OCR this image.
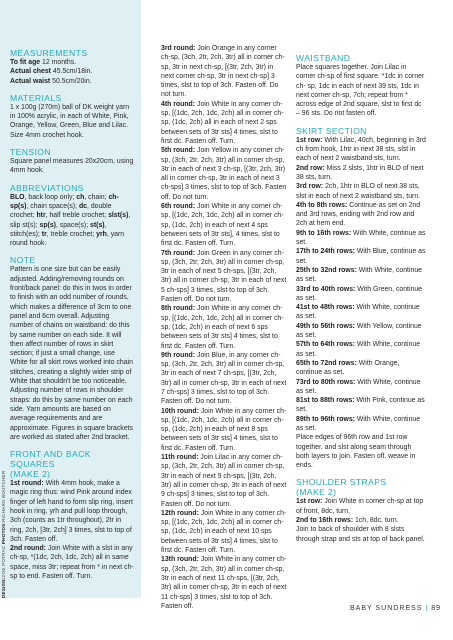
DESIGN:ZOE POTRAC PHOTOS:RICHARD BOUTCHER
MEASUREMENTS
To fit age 12 months.
Actual chest 45.5cm/18in.
Actual waist 50.5cm/20in.
MATERIALS
1 x 100g (270m) ball of DK weight yarn in 100% acrylic, in each of White, Pink, Orange, Yellow, Green, Blue and Lilac.
Size 4mm crochet hook.
TENSION
Square panel measures 20x20cm, using 4mm hook.
ABBREVIATIONS
BLO, back loop only; ch, chain; ch-sp(s), chain space(s); dc, double crochet; htr, half treble crochet; slst(s), slip st(s); sp(s), space(s); st(s), stitch(es); tr, treble crochet; yrh, yarn round hook.
NOTE
Pattern is one size but can be easily adjusted. Adding/removing rounds on front/back panel: do this in twos in order to finish with an odd number of rounds, which makes a difference of 3cm to one panel and 6cm overall. Adjusting number of chains on waistband: do this by same number on each side. It will then affect number of rows in skirt section; if just a small change, use White for all skirt rows worked into chain stitches, creating a slightly wider strip of White that shouldn't be too noticeable. Adjusting number of rows in shoulder straps: do this by same number on each side. Yarn amounts are based on average requirements and are approximate. Figures in square brackets are worked as stated after 2nd bracket.
FRONT AND BACK SQUARES
(MAKE 2)
1st round: With 4mm hook, make a magic ring thus: wind Pink around index finger of left hand to form slip ring, insert hook in ring, yrh and pull loop through, 3ch (counts as 1tr throughout), 2tr in ring, 2ch, [3tr, 2ch] 3 times, slst to top of 3ch. Fasten off.
2nd round: Join White with a slst in any ch-sp, *(1dc, 2ch, 1dc, 2ch) all in same space, miss 3tr; repeat from * in next ch-sp to end. Fasten off. Turn.
3rd round: Join Orange in any corner ch-sp, (3ch, 2tr, 2ch, 3tr) all in corner ch-sp, 3tr in next ch-sp, [(3tr, 2ch, 3tr) in next corner ch-sp, 3tr in next ch-sp] 3 times, slst to top of 3ch. Fasten off. Do not turn.
4th round: Join White in any corner ch-sp, [(1dc, 2ch, 1dc, 2ch) all in corner ch-sp, (1dc, 2ch) all in each of next 2 sps between sets of 3tr sts] 4 times, slst to first dc. Fasten off. Turn.
5th round: Join Yellow in any corner ch-sp, (3ch, 2tr, 2ch, 3tr) all in corner ch-sp, 3tr in each of next 3 ch-sp, [(3tr, 2ch, 3tr) all in corner ch-sp, 3tr in each of next 3 ch-sps] 3 times, slst to top of 3ch. Fasten off. Do not turn.
6th round: Join White in any corner ch-sp, [(1dc, 2ch, 1dc, 2ch) all in corner ch-sp, (1dc, 2ch) in each of next 4 sps between sets of 3tr sts], 4 times, slst to first dc. Fasten off. Turn.
7th round: Join Green in any corner ch-sp, (3ch, 2tr, 2ch, 3tr) all in corner ch-sp, 3tr in each of next 5 ch-sps, [(3tr, 2ch, 3tr) all in corner ch-sp, 3tr in each of next 5 ch-sps] 3 times, slst to top of 3ch. Fasten off. Do not turn.
8th round: Join White in any corner ch-sp, [(1dc, 2ch, 1dc, 2ch) all in corner ch-sp, (1dc, 2ch) in each of next 6 sps between sets of 3tr sts] 4 times, slst to first dc. Fasten off. Turn.
9th round: Join Blue, in any corner ch-sp, (3ch, 2tr, 2ch, 3tr) all in corner ch-sp, 3tr in each of next 7 ch-sps, [(3tr, 2ch, 3tr) all in corner ch-sp, 3tr in each of next 7 ch-sps] 3 times, slst to top of 3ch. Fasten off. Do not turn.
10th round: Join White in any corner ch-sp, [(1dc, 2ch, 1dc, 2ch) all in corner ch-sp, (1dc, 2ch) in each of next 8 sps between sets of 3tr sts] 4 times, slst to first dc. Fasten off. Turn.
11th round: Join Lilac in any corner ch-sp, (3ch, 2tr, 2ch, 3tr) all in corner ch-sp, 3tr in each of next 9 ch-sps, [(3tr, 2ch, 3tr) all in corner ch-sp, 3tr in each of next 9 ch-sps] 3 times, slst to top of 3ch. Fasten off. Do not turn.
12th round: Join White in any corner ch-sp, [(1dc, 2ch, 1dc, 2ch) all in corner ch-sp, (1dc, 2ch) in each of next 10 sps between sets of 3tr sts] 4 times, slst to first dc. Fasten off. Turn.
13th round: Join White in any corner ch-sp, (3ch, 2tr, 2ch, 3tr) all in corner ch-sp, 3tr in each of next 11 ch-sps, [(3tr, 2ch, 3tr) all in corner ch-sp, 3tr in each of next 11 ch-sps] 3 times, slst to top of 3ch. Fasten off.
WAISTBAND
Place squares together. Join Lilac in corner ch-sp of first square. *1dc in corner ch- sp, 1dc in each of next 39 sts, 1dc in next corner ch-sp, 7ch; repeat from * across edge of 2nd square, slst to first dc – 96 sts. Do not fasten off.
SKIRT SECTION
1st row: With Lilac, 40ch, beginning in 3rd ch from hook, 1htr in next 38 sts, slst in each of next 2 waistband sts, turn.
2nd row: Miss 2 slsts, 1htr in BLO of next 38 sts, turn.
3rd row: 2ch, 1htr in BLO of next 38 sts, slst in each of next 2 waistband sts, turn.
4th to 8th rows: Continue as set on 2nd and 3rd rows, ending with 2nd row and 2ch at hem end.
9th to 16th rows: With White, continue as set.
17th to 24th rows: With Blue, continue as set.
25th to 32nd rows: With White, continue as set.
33rd to 40th rows: With Green, continue as set.
41st to 48th rows: With White, continue as set.
49th to 56th rows: With Yellow, continue as set.
57th to 64th rows: With White, continue as set.
65th to 72nd rows: With Orange, continue as set.
73rd to 80th rows: With White, continue as set.
81st to 88th rows: With Pink, continue as set.
89th to 96th rows: With White, continue as set.
Place edges of 96th row and 1st row together, and slst along seam through both layers to join. Fasten off, weave in ends.
SHOULDER STRAPS
(MAKE 2)
1st row: Join White in corner ch-sp at top of front, 8dc, turn.
2nd to 16th rows: 1ch, 8dc, turn.
Join to back of shoulder with 8 slsts through strap and sts at top of back panel.
BABY SUNDRESS | 89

EXERCISE GOAL →
Read through the entries and copy each line in which "together" appears.

TASK OUTPUT →
Place squares together. Join Lilac in corner ch-sp of first square. *1dc in corner ch- sp, 1dc in each of next 39 sts, 1dc in next corner ch-sp, 7ch; repeat from * across edge of 2nd square, slst to first dc – 96 sts. Do not fasten off.
Place edges of 96th row and 1st row together, and slst along seam through both layers to join. Fasten off, weave in ends.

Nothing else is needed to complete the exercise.